═════ Material for the task ═════
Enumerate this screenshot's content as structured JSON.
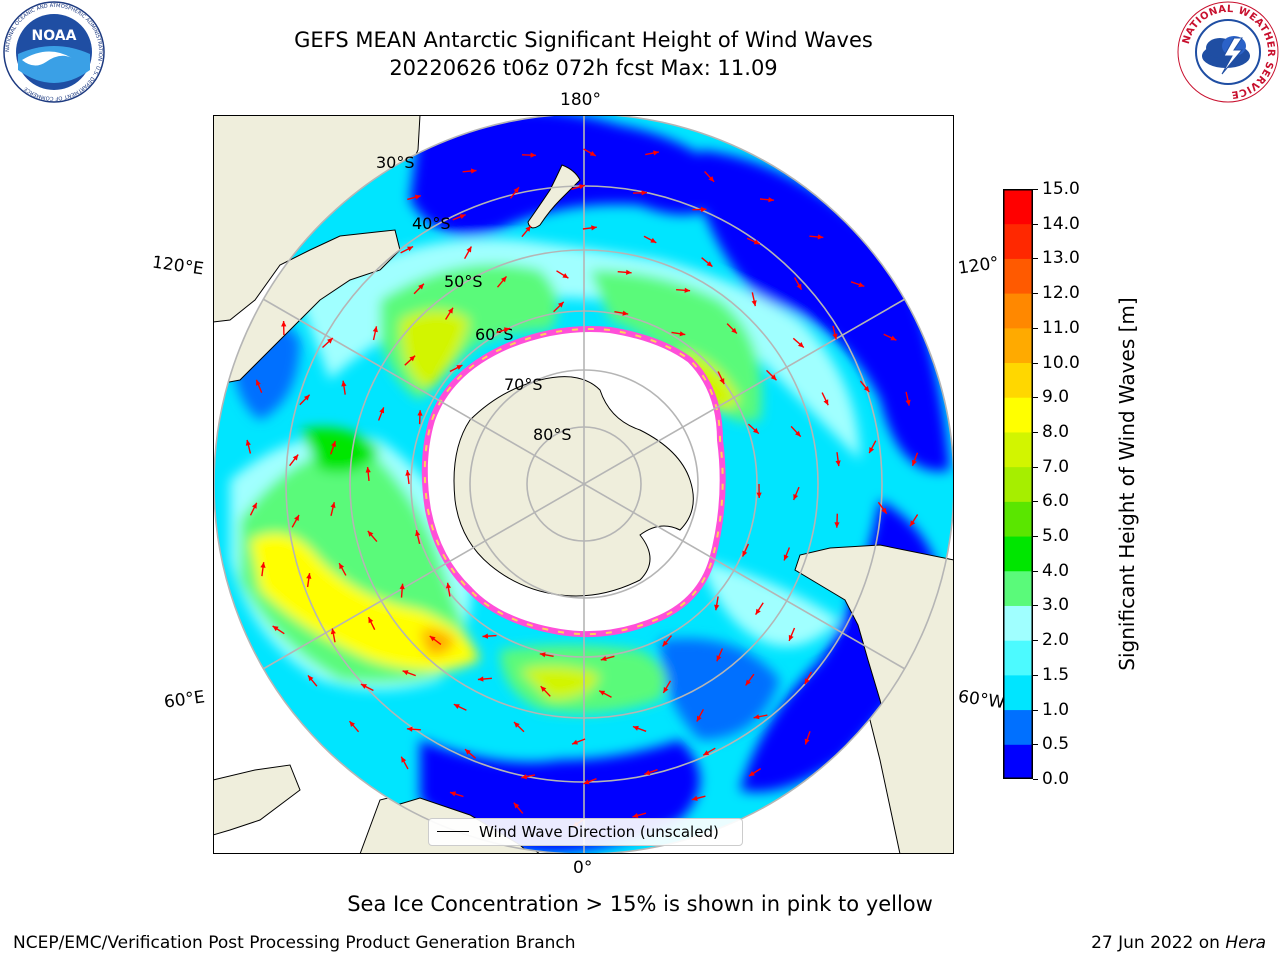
{
  "header": {
    "title_line1": "GEFS MEAN Antarctic Significant Height of Wind Waves",
    "title_line2": "20220626 t06z 072h fcst   Max: 11.09"
  },
  "logos": {
    "noaa": {
      "text": "NOAA",
      "ring_text": "NATIONAL OCEANIC AND ATMOSPHERIC ADMINISTRATION · U.S. DEPARTMENT OF COMMERCE"
    },
    "nws": {
      "ring_text": "NATIONAL WEATHER SERVICE"
    }
  },
  "map": {
    "projection": "south-polar-stereographic",
    "longitude_labels": {
      "top": "180°",
      "bottom": "0°",
      "upper_left": "120°E",
      "upper_right": "120°",
      "lower_left": "60°E",
      "lower_right": "60°W"
    },
    "latitude_labels": [
      "30°S",
      "40°S",
      "50°S",
      "60°S",
      "70°S",
      "80°S"
    ],
    "legend": {
      "label": "Wind Wave Direction (unscaled)"
    },
    "colors": {
      "land": "#efeedc",
      "gridlines": "#b5b5b5",
      "arrows": "#ff0000",
      "ice_edge_pink": "#ff4fd8",
      "ice_edge_yellow": "#ffd25a"
    }
  },
  "colorbar": {
    "label": "Significant Height of Wind Waves [m]",
    "ticks": [
      "15.0",
      "14.0",
      "13.0",
      "12.0",
      "11.0",
      "10.0",
      "9.0",
      "8.0",
      "7.0",
      "6.0",
      "5.0",
      "4.0",
      "3.0",
      "2.0",
      "1.5",
      "1.0",
      "0.5",
      "0.0"
    ],
    "segment_colors_bottom_to_top": [
      "#0000ff",
      "#0070ff",
      "#00e5ff",
      "#4cfaff",
      "#a0ffff",
      "#5afa7a",
      "#00e600",
      "#5ae600",
      "#a6ee00",
      "#d2f500",
      "#ffff00",
      "#ffd700",
      "#ffaa00",
      "#ff8800",
      "#ff5a00",
      "#ff2800",
      "#ff0000"
    ]
  },
  "notes": {
    "ice_note": "Sea Ice Concentration > 15% is shown in pink to yellow",
    "footer_left": "NCEP/EMC/Verification Post Processing Product Generation Branch",
    "footer_date": "27 Jun 2022 on",
    "footer_host": "Hera"
  }
}
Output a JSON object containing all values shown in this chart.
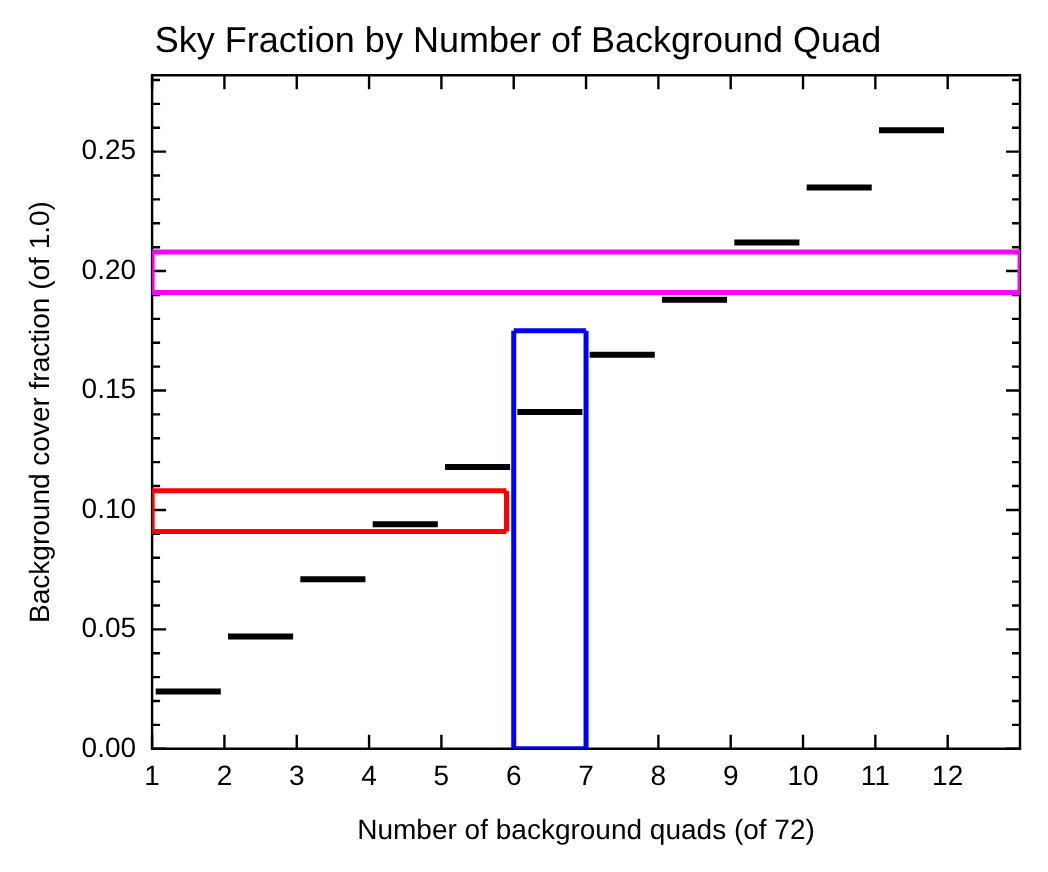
{
  "chart_data": {
    "type": "line",
    "title": "Sky Fraction by Number of Background Quad",
    "xlabel": "Number of background quads (of 72)",
    "ylabel": "Background cover fraction (of 1.0)",
    "xlim": [
      1,
      13
    ],
    "xticks": [
      1,
      2,
      3,
      4,
      5,
      6,
      7,
      8,
      9,
      10,
      11,
      12
    ],
    "ylim": [
      0,
      0.282
    ],
    "yticks": [
      {
        "value": 0,
        "label": "0.00"
      },
      {
        "value": 0.01,
        "label": null
      },
      {
        "value": 0.02,
        "label": null
      },
      {
        "value": 0.03,
        "label": null
      },
      {
        "value": 0.04,
        "label": null
      },
      {
        "value": 0.05,
        "label": "0.05"
      },
      {
        "value": 0.06,
        "label": null
      },
      {
        "value": 0.07,
        "label": null
      },
      {
        "value": 0.08,
        "label": null
      },
      {
        "value": 0.09,
        "label": null
      },
      {
        "value": 0.1,
        "label": "0.10"
      },
      {
        "value": 0.11,
        "label": null
      },
      {
        "value": 0.12,
        "label": null
      },
      {
        "value": 0.13,
        "label": null
      },
      {
        "value": 0.14,
        "label": null
      },
      {
        "value": 0.15,
        "label": "0.15"
      },
      {
        "value": 0.16,
        "label": null
      },
      {
        "value": 0.17,
        "label": null
      },
      {
        "value": 0.18,
        "label": null
      },
      {
        "value": 0.19,
        "label": null
      },
      {
        "value": 0.2,
        "label": "0.20"
      },
      {
        "value": 0.21,
        "label": null
      },
      {
        "value": 0.22,
        "label": null
      },
      {
        "value": 0.23,
        "label": null
      },
      {
        "value": 0.24,
        "label": null
      },
      {
        "value": 0.25,
        "label": "0.25"
      },
      {
        "value": 0.26,
        "label": null
      },
      {
        "value": 0.27,
        "label": null
      },
      {
        "value": 0.28,
        "label": null
      }
    ],
    "grid": false,
    "marker": "none",
    "series": [
      {
        "color": "#000000",
        "x": [
          1.05,
          1.95
        ],
        "values": [
          0.024,
          0.024
        ]
      },
      {
        "color": "#000000",
        "x": [
          2.05,
          2.95
        ],
        "values": [
          0.047,
          0.047
        ]
      },
      {
        "color": "#000000",
        "x": [
          3.05,
          3.95
        ],
        "values": [
          0.071,
          0.071
        ]
      },
      {
        "color": "#000000",
        "x": [
          4.05,
          4.95
        ],
        "values": [
          0.094,
          0.094
        ]
      },
      {
        "color": "#000000",
        "x": [
          5.05,
          5.95
        ],
        "values": [
          0.118,
          0.118
        ]
      },
      {
        "color": "#000000",
        "x": [
          6.05,
          6.95
        ],
        "values": [
          0.141,
          0.141
        ]
      },
      {
        "color": "#000000",
        "x": [
          7.05,
          7.95
        ],
        "values": [
          0.165,
          0.165
        ]
      },
      {
        "color": "#000000",
        "x": [
          8.05,
          8.95
        ],
        "values": [
          0.188,
          0.188
        ]
      },
      {
        "color": "#000000",
        "x": [
          9.05,
          9.95
        ],
        "values": [
          0.212,
          0.212
        ]
      },
      {
        "color": "#000000",
        "x": [
          10.05,
          10.95
        ],
        "values": [
          0.235,
          0.235
        ]
      },
      {
        "color": "#000000",
        "x": [
          11.05,
          11.95
        ],
        "values": [
          0.259,
          0.259
        ]
      },
      {
        "color": "#ff0000",
        "x": [
          1,
          5.9
        ],
        "values": [
          0.091,
          0.091
        ]
      },
      {
        "color": "#ff0000",
        "x": [
          1,
          5.9
        ],
        "values": [
          0.108,
          0.108
        ]
      },
      {
        "color": "#ff0000",
        "x": [
          1,
          1
        ],
        "values": [
          0.091,
          0.108
        ]
      },
      {
        "color": "#ff0000",
        "x": [
          5.9,
          5.9
        ],
        "values": [
          0.091,
          0.108
        ]
      },
      {
        "color": "#0000ff",
        "x": [
          6,
          7
        ],
        "values": [
          0,
          0
        ]
      },
      {
        "color": "#0000ff",
        "x": [
          6,
          7
        ],
        "values": [
          0.175,
          0.175
        ]
      },
      {
        "color": "#0000ff",
        "x": [
          6,
          6
        ],
        "values": [
          0,
          0.175
        ]
      },
      {
        "color": "#0000ff",
        "x": [
          7,
          7
        ],
        "values": [
          0,
          0.175
        ]
      },
      {
        "color": "#ff00ff",
        "x": [
          1,
          13
        ],
        "values": [
          0.191,
          0.191
        ]
      },
      {
        "color": "#ff00ff",
        "x": [
          1,
          13
        ],
        "values": [
          0.208,
          0.208
        ]
      },
      {
        "color": "#ff00ff",
        "x": [
          1,
          1
        ],
        "values": [
          0.191,
          0.208
        ]
      },
      {
        "color": "#ff00ff",
        "x": [
          13,
          13
        ],
        "values": [
          0.191,
          0.208
        ]
      }
    ]
  }
}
═════
→ **Challenge**
Copy the entries exactly. Leave out the images.

→ **Written answer**
Enumerate this screenshot's content as structured JSON.
{
  "header": {
    "title_line1": "GEFS MEAN Antarctic Significant Height of Wind Waves",
    "title_line2": "20220626 t06z 072h fcst   Max: 11.09"
  },
  "logos": {
    "noaa": {
      "text": "NOAA",
      "ring_text": "NATIONAL OCEANIC AND ATMOSPHERIC ADMINISTRATION · U.S. DEPARTMENT OF COMMERCE"
    },
    "nws": {
      "ring_text": "NATIONAL WEATHER SERVICE"
    }
  },
  "map": {
    "projection": "south-polar-stereographic",
    "longitude_labels": {
      "top": "180°",
      "bottom": "0°",
      "upper_left": "120°E",
      "upper_right": "120°",
      "lower_left": "60°E",
      "lower_right": "60°W"
    },
    "latitude_labels": [
      "30°S",
      "40°S",
      "50°S",
      "60°S",
      "70°S",
      "80°S"
    ],
    "legend": {
      "label": "Wind Wave Direction (unscaled)"
    },
    "colors": {
      "land": "#efeedc",
      "gridlines": "#b5b5b5",
      "arrows": "#ff0000",
      "ice_edge_pink": "#ff4fd8",
      "ice_edge_yellow": "#ffd25a"
    }
  },
  "colorbar": {
    "label": "Significant Height of Wind Waves [m]",
    "ticks": [
      "15.0",
      "14.0",
      "13.0",
      "12.0",
      "11.0",
      "10.0",
      "9.0",
      "8.0",
      "7.0",
      "6.0",
      "5.0",
      "4.0",
      "3.0",
      "2.0",
      "1.5",
      "1.0",
      "0.5",
      "0.0"
    ],
    "segment_colors_bottom_to_top": [
      "#0000ff",
      "#0070ff",
      "#00e5ff",
      "#4cfaff",
      "#a0ffff",
      "#5afa7a",
      "#00e600",
      "#5ae600",
      "#a6ee00",
      "#d2f500",
      "#ffff00",
      "#ffd700",
      "#ffaa00",
      "#ff8800",
      "#ff5a00",
      "#ff2800",
      "#ff0000"
    ]
  },
  "notes": {
    "ice_note": "Sea Ice Concentration > 15% is shown in pink to yellow",
    "footer_left": "NCEP/EMC/Verification Post Processing Product Generation Branch",
    "footer_date": "27 Jun 2022 on",
    "footer_host": "Hera"
  }
}
Output a JSON object containing all values shown in this chart.
{
  "chart_data": {
    "type": "line",
    "title": "Sky Fraction by Number of Background Quad",
    "xlabel": "Number of background quads (of 72)",
    "ylabel": "Background cover fraction (of 1.0)",
    "xlim": [
      1,
      13
    ],
    "xticks": [
      1,
      2,
      3,
      4,
      5,
      6,
      7,
      8,
      9,
      10,
      11,
      12
    ],
    "ylim": [
      0,
      0.282
    ],
    "yticks": [
      {
        "value": 0,
        "label": "0.00"
      },
      {
        "value": 0.01,
        "label": null
      },
      {
        "value": 0.02,
        "label": null
      },
      {
        "value": 0.03,
        "label": null
      },
      {
        "value": 0.04,
        "label": null
      },
      {
        "value": 0.05,
        "label": "0.05"
      },
      {
        "value": 0.06,
        "label": null
      },
      {
        "value": 0.07,
        "label": null
      },
      {
        "value": 0.08,
        "label": null
      },
      {
        "value": 0.09,
        "label": null
      },
      {
        "value": 0.1,
        "label": "0.10"
      },
      {
        "value": 0.11,
        "label": null
      },
      {
        "value": 0.12,
        "label": null
      },
      {
        "value": 0.13,
        "label": null
      },
      {
        "value": 0.14,
        "label": null
      },
      {
        "value": 0.15,
        "label": "0.15"
      },
      {
        "value": 0.16,
        "label": null
      },
      {
        "value": 0.17,
        "label": null
      },
      {
        "value": 0.18,
        "label": null
      },
      {
        "value": 0.19,
        "label": null
      },
      {
        "value": 0.2,
        "label": "0.20"
      },
      {
        "value": 0.21,
        "label": null
      },
      {
        "value": 0.22,
        "label": null
      },
      {
        "value": 0.23,
        "label": null
      },
      {
        "value": 0.24,
        "label": null
      },
      {
        "value": 0.25,
        "label": "0.25"
      },
      {
        "value": 0.26,
        "label": null
      },
      {
        "value": 0.27,
        "label": null
      },
      {
        "value": 0.28,
        "label": null
      }
    ],
    "grid": false,
    "marker": "none",
    "series": [
      {
        "color": "#000000",
        "x": [
          1.05,
          1.95
        ],
        "values": [
          0.024,
          0.024
        ]
      },
      {
        "color": "#000000",
        "x": [
          2.05,
          2.95
        ],
        "values": [
          0.047,
          0.047
        ]
      },
      {
        "color": "#000000",
        "x": [
          3.05,
          3.95
        ],
        "values": [
          0.071,
          0.071
        ]
      },
      {
        "color": "#000000",
        "x": [
          4.05,
          4.95
        ],
        "values": [
          0.094,
          0.094
        ]
      },
      {
        "color": "#000000",
        "x": [
          5.05,
          5.95
        ],
        "values": [
          0.118,
          0.118
        ]
      },
      {
        "color": "#000000",
        "x": [
          6.05,
          6.95
        ],
        "values": [
          0.141,
          0.141
        ]
      },
      {
        "color": "#000000",
        "x": [
          7.05,
          7.95
        ],
        "values": [
          0.165,
          0.165
        ]
      },
      {
        "color": "#000000",
        "x": [
          8.05,
          8.95
        ],
        "values": [
          0.188,
          0.188
        ]
      },
      {
        "color": "#000000",
        "x": [
          9.05,
          9.95
        ],
        "values": [
          0.212,
          0.212
        ]
      },
      {
        "color": "#000000",
        "x": [
          10.05,
          10.95
        ],
        "values": [
          0.235,
          0.235
        ]
      },
      {
        "color": "#000000",
        "x": [
          11.05,
          11.95
        ],
        "values": [
          0.259,
          0.259
        ]
      },
      {
        "color": "#ff0000",
        "x": [
          1,
          5.9
        ],
        "values": [
          0.091,
          0.091
        ]
      },
      {
        "color": "#ff0000",
        "x": [
          1,
          5.9
        ],
        "values": [
          0.108,
          0.108
        ]
      },
      {
        "color": "#ff0000",
        "x": [
          1,
          1
        ],
        "values": [
          0.091,
          0.108
        ]
      },
      {
        "color": "#ff0000",
        "x": [
          5.9,
          5.9
        ],
        "values": [
          0.091,
          0.108
        ]
      },
      {
        "color": "#0000ff",
        "x": [
          6,
          7
        ],
        "values": [
          0,
          0
        ]
      },
      {
        "color": "#0000ff",
        "x": [
          6,
          7
        ],
        "values": [
          0.175,
          0.175
        ]
      },
      {
        "color": "#0000ff",
        "x": [
          6,
          6
        ],
        "values": [
          0,
          0.175
        ]
      },
      {
        "color": "#0000ff",
        "x": [
          7,
          7
        ],
        "values": [
          0,
          0.175
        ]
      },
      {
        "color": "#ff00ff",
        "x": [
          1,
          13
        ],
        "values": [
          0.191,
          0.191
        ]
      },
      {
        "color": "#ff00ff",
        "x": [
          1,
          13
        ],
        "values": [
          0.208,
          0.208
        ]
      },
      {
        "color": "#ff00ff",
        "x": [
          1,
          1
        ],
        "values": [
          0.191,
          0.208
        ]
      },
      {
        "color": "#ff00ff",
        "x": [
          13,
          13
        ],
        "values": [
          0.191,
          0.208
        ]
      }
    ]
  }
}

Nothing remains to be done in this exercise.